_Given instruction:_ Where a line contains the word "false", copy that line in full.

_Extracted material:_

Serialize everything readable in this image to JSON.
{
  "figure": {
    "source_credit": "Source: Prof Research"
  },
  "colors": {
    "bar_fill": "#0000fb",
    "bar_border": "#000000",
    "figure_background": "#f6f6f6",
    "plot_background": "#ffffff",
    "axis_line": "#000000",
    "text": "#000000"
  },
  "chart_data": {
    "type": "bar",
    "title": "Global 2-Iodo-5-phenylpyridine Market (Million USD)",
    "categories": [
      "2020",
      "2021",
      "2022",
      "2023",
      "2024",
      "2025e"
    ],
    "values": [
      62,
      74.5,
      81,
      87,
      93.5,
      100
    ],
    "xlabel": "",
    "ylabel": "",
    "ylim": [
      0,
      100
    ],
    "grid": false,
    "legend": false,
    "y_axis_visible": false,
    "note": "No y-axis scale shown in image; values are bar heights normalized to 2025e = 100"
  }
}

_Result of the task:_
    "grid": false,
    "legend": false,
    "y_axis_visible": false,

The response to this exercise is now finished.